◆ Dataset records:
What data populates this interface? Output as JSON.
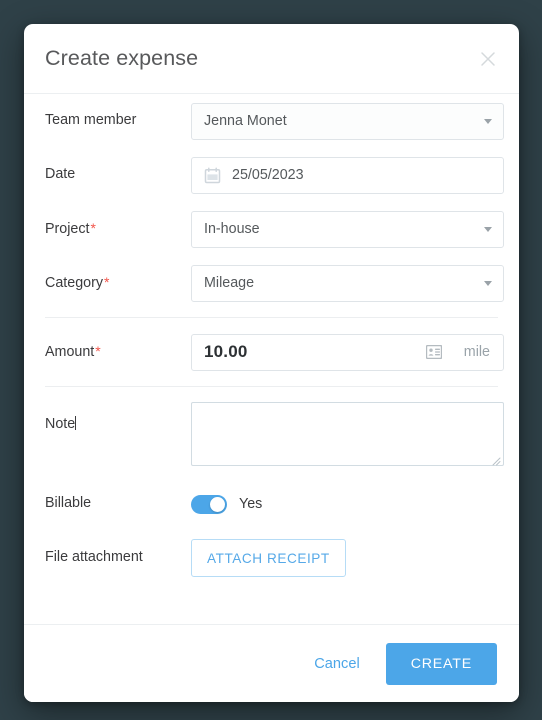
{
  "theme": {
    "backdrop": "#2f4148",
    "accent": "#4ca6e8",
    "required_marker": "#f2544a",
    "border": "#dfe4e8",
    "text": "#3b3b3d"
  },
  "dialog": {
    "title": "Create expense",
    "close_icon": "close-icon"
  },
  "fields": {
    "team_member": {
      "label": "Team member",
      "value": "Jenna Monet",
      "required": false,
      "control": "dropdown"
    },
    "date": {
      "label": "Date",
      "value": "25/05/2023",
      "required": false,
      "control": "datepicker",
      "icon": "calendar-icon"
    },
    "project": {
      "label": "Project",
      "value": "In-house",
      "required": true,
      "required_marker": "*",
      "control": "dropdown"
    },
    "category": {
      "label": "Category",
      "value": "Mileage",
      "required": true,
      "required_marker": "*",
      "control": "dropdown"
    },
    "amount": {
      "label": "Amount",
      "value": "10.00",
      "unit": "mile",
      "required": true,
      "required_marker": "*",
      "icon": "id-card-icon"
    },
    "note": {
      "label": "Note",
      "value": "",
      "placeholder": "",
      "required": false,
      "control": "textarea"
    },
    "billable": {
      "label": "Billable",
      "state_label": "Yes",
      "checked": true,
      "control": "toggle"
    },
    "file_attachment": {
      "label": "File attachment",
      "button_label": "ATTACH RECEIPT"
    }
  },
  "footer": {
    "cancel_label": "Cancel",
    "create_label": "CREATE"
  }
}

◆ Written problem: Extract all the entries word for word; omit any pictures.

◆ Solution to this task:
What data populates this interface? Output as JSON.
{
  "theme": {
    "backdrop": "#2f4148",
    "accent": "#4ca6e8",
    "required_marker": "#f2544a",
    "border": "#dfe4e8",
    "text": "#3b3b3d"
  },
  "dialog": {
    "title": "Create expense",
    "close_icon": "close-icon"
  },
  "fields": {
    "team_member": {
      "label": "Team member",
      "value": "Jenna Monet",
      "required": false,
      "control": "dropdown"
    },
    "date": {
      "label": "Date",
      "value": "25/05/2023",
      "required": false,
      "control": "datepicker",
      "icon": "calendar-icon"
    },
    "project": {
      "label": "Project",
      "value": "In-house",
      "required": true,
      "required_marker": "*",
      "control": "dropdown"
    },
    "category": {
      "label": "Category",
      "value": "Mileage",
      "required": true,
      "required_marker": "*",
      "control": "dropdown"
    },
    "amount": {
      "label": "Amount",
      "value": "10.00",
      "unit": "mile",
      "required": true,
      "required_marker": "*",
      "icon": "id-card-icon"
    },
    "note": {
      "label": "Note",
      "value": "",
      "placeholder": "",
      "required": false,
      "control": "textarea"
    },
    "billable": {
      "label": "Billable",
      "state_label": "Yes",
      "checked": true,
      "control": "toggle"
    },
    "file_attachment": {
      "label": "File attachment",
      "button_label": "ATTACH RECEIPT"
    }
  },
  "footer": {
    "cancel_label": "Cancel",
    "create_label": "CREATE"
  }
}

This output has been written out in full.